WORK TO COMPLETE ▸ All entries should be output exactly as they stand.

SOURCE MATERIAL ▸

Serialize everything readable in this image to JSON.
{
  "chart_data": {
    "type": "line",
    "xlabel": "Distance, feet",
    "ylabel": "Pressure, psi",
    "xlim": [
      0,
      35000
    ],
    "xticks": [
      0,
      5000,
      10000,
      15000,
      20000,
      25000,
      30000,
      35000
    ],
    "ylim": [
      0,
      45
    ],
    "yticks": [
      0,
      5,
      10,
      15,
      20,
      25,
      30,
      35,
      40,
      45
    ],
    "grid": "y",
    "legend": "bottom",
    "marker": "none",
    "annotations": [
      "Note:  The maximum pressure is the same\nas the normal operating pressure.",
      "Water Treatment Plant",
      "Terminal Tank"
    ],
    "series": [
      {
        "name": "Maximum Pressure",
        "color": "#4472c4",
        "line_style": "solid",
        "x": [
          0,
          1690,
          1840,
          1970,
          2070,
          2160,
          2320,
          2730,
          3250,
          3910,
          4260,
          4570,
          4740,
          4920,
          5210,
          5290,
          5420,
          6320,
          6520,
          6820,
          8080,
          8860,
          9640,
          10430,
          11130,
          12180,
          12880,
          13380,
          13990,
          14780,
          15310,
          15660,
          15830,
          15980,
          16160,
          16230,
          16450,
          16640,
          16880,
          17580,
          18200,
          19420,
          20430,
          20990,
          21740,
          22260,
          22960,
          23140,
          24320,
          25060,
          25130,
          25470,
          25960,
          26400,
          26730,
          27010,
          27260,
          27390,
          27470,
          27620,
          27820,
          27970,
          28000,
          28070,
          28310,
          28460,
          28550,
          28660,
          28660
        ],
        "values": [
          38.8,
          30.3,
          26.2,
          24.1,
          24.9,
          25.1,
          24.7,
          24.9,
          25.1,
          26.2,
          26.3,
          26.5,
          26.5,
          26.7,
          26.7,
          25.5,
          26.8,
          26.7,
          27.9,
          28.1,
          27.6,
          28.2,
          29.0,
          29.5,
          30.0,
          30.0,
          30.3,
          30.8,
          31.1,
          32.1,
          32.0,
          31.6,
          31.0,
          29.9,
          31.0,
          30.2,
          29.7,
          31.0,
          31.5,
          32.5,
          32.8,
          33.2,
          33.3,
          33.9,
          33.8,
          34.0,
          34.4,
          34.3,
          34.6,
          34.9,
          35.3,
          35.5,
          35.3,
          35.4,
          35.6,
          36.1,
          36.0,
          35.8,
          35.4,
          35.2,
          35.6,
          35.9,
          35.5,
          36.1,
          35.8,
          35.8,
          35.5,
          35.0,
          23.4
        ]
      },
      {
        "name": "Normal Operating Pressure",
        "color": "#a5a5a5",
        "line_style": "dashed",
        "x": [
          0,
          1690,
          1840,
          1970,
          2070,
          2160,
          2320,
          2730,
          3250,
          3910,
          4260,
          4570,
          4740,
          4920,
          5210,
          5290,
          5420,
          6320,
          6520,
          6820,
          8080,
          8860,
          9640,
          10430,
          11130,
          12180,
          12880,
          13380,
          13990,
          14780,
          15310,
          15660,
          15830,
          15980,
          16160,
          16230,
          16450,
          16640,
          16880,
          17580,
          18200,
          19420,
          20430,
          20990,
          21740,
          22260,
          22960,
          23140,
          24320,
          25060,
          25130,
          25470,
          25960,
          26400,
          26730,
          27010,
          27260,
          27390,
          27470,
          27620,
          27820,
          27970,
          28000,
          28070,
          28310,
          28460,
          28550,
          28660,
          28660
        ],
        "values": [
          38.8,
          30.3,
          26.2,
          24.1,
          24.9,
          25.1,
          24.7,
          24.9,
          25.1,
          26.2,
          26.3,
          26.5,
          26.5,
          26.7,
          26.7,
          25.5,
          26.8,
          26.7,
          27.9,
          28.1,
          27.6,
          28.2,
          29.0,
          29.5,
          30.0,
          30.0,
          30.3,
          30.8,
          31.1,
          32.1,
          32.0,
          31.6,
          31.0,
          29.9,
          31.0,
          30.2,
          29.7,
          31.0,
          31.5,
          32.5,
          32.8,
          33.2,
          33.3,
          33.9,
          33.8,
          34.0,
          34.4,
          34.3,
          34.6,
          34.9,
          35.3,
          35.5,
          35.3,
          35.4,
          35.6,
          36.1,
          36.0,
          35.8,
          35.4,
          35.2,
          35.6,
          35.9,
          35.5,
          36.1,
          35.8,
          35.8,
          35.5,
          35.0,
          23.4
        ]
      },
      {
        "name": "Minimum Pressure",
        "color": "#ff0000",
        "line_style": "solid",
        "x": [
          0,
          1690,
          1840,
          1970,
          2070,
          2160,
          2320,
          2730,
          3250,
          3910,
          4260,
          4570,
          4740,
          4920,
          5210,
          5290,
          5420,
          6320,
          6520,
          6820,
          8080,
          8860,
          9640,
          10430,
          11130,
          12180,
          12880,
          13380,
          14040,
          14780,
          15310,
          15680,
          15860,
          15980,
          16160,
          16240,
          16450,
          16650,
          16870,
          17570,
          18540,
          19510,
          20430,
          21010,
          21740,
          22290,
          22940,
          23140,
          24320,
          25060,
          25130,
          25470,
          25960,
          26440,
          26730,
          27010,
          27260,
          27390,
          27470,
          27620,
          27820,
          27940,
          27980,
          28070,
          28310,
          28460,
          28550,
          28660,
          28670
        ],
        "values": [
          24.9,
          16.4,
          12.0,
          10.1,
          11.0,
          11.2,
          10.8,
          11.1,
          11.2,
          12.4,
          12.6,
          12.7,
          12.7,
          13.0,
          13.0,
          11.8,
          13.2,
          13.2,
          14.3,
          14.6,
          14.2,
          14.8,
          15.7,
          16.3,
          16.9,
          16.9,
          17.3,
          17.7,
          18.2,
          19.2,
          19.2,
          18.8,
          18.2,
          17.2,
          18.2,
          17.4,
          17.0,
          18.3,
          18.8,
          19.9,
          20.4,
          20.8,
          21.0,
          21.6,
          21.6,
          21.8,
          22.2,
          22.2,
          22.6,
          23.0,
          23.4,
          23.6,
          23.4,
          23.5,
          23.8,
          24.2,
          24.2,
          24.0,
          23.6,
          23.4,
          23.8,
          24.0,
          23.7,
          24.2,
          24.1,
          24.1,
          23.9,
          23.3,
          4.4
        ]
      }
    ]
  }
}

TASK ANSWER ▸
Serialize everything readable in this image to JSON.
{
  "chart_data": {
    "type": "line",
    "xlabel": "Distance, feet",
    "ylabel": "Pressure, psi",
    "xlim": [
      0,
      35000
    ],
    "xticks": [
      0,
      5000,
      10000,
      15000,
      20000,
      25000,
      30000,
      35000
    ],
    "ylim": [
      0,
      45
    ],
    "yticks": [
      0,
      5,
      10,
      15,
      20,
      25,
      30,
      35,
      40,
      45
    ],
    "grid": "y",
    "legend": "bottom",
    "marker": "none",
    "annotations": [
      "Note:  The maximum pressure is the same\nas the normal operating pressure.",
      "Water Treatment Plant",
      "Terminal Tank"
    ],
    "series": [
      {
        "name": "Maximum Pressure",
        "color": "#4472c4",
        "line_style": "solid",
        "x": [
          0,
          1690,
          1840,
          1970,
          2070,
          2160,
          2320,
          2730,
          3250,
          3910,
          4260,
          4570,
          4740,
          4920,
          5210,
          5290,
          5420,
          6320,
          6520,
          6820,
          8080,
          8860,
          9640,
          10430,
          11130,
          12180,
          12880,
          13380,
          13990,
          14780,
          15310,
          15660,
          15830,
          15980,
          16160,
          16230,
          16450,
          16640,
          16880,
          17580,
          18200,
          19420,
          20430,
          20990,
          21740,
          22260,
          22960,
          23140,
          24320,
          25060,
          25130,
          25470,
          25960,
          26400,
          26730,
          27010,
          27260,
          27390,
          27470,
          27620,
          27820,
          27970,
          28000,
          28070,
          28310,
          28460,
          28550,
          28660,
          28660
        ],
        "values": [
          38.8,
          30.3,
          26.2,
          24.1,
          24.9,
          25.1,
          24.7,
          24.9,
          25.1,
          26.2,
          26.3,
          26.5,
          26.5,
          26.7,
          26.7,
          25.5,
          26.8,
          26.7,
          27.9,
          28.1,
          27.6,
          28.2,
          29.0,
          29.5,
          30.0,
          30.0,
          30.3,
          30.8,
          31.1,
          32.1,
          32.0,
          31.6,
          31.0,
          29.9,
          31.0,
          30.2,
          29.7,
          31.0,
          31.5,
          32.5,
          32.8,
          33.2,
          33.3,
          33.9,
          33.8,
          34.0,
          34.4,
          34.3,
          34.6,
          34.9,
          35.3,
          35.5,
          35.3,
          35.4,
          35.6,
          36.1,
          36.0,
          35.8,
          35.4,
          35.2,
          35.6,
          35.9,
          35.5,
          36.1,
          35.8,
          35.8,
          35.5,
          35.0,
          23.4
        ]
      },
      {
        "name": "Normal Operating Pressure",
        "color": "#a5a5a5",
        "line_style": "dashed",
        "x": [
          0,
          1690,
          1840,
          1970,
          2070,
          2160,
          2320,
          2730,
          3250,
          3910,
          4260,
          4570,
          4740,
          4920,
          5210,
          5290,
          5420,
          6320,
          6520,
          6820,
          8080,
          8860,
          9640,
          10430,
          11130,
          12180,
          12880,
          13380,
          13990,
          14780,
          15310,
          15660,
          15830,
          15980,
          16160,
          16230,
          16450,
          16640,
          16880,
          17580,
          18200,
          19420,
          20430,
          20990,
          21740,
          22260,
          22960,
          23140,
          24320,
          25060,
          25130,
          25470,
          25960,
          26400,
          26730,
          27010,
          27260,
          27390,
          27470,
          27620,
          27820,
          27970,
          28000,
          28070,
          28310,
          28460,
          28550,
          28660,
          28660
        ],
        "values": [
          38.8,
          30.3,
          26.2,
          24.1,
          24.9,
          25.1,
          24.7,
          24.9,
          25.1,
          26.2,
          26.3,
          26.5,
          26.5,
          26.7,
          26.7,
          25.5,
          26.8,
          26.7,
          27.9,
          28.1,
          27.6,
          28.2,
          29.0,
          29.5,
          30.0,
          30.0,
          30.3,
          30.8,
          31.1,
          32.1,
          32.0,
          31.6,
          31.0,
          29.9,
          31.0,
          30.2,
          29.7,
          31.0,
          31.5,
          32.5,
          32.8,
          33.2,
          33.3,
          33.9,
          33.8,
          34.0,
          34.4,
          34.3,
          34.6,
          34.9,
          35.3,
          35.5,
          35.3,
          35.4,
          35.6,
          36.1,
          36.0,
          35.8,
          35.4,
          35.2,
          35.6,
          35.9,
          35.5,
          36.1,
          35.8,
          35.8,
          35.5,
          35.0,
          23.4
        ]
      },
      {
        "name": "Minimum Pressure",
        "color": "#ff0000",
        "line_style": "solid",
        "x": [
          0,
          1690,
          1840,
          1970,
          2070,
          2160,
          2320,
          2730,
          3250,
          3910,
          4260,
          4570,
          4740,
          4920,
          5210,
          5290,
          5420,
          6320,
          6520,
          6820,
          8080,
          8860,
          9640,
          10430,
          11130,
          12180,
          12880,
          13380,
          14040,
          14780,
          15310,
          15680,
          15860,
          15980,
          16160,
          16240,
          16450,
          16650,
          16870,
          17570,
          18540,
          19510,
          20430,
          21010,
          21740,
          22290,
          22940,
          23140,
          24320,
          25060,
          25130,
          25470,
          25960,
          26440,
          26730,
          27010,
          27260,
          27390,
          27470,
          27620,
          27820,
          27940,
          27980,
          28070,
          28310,
          28460,
          28550,
          28660,
          28670
        ],
        "values": [
          24.9,
          16.4,
          12.0,
          10.1,
          11.0,
          11.2,
          10.8,
          11.1,
          11.2,
          12.4,
          12.6,
          12.7,
          12.7,
          13.0,
          13.0,
          11.8,
          13.2,
          13.2,
          14.3,
          14.6,
          14.2,
          14.8,
          15.7,
          16.3,
          16.9,
          16.9,
          17.3,
          17.7,
          18.2,
          19.2,
          19.2,
          18.8,
          18.2,
          17.2,
          18.2,
          17.4,
          17.0,
          18.3,
          18.8,
          19.9,
          20.4,
          20.8,
          21.0,
          21.6,
          21.6,
          21.8,
          22.2,
          22.2,
          22.6,
          23.0,
          23.4,
          23.6,
          23.4,
          23.5,
          23.8,
          24.2,
          24.2,
          24.0,
          23.6,
          23.4,
          23.8,
          24.0,
          23.7,
          24.2,
          24.1,
          24.1,
          23.9,
          23.3,
          4.4
        ]
      }
    ]
  }
}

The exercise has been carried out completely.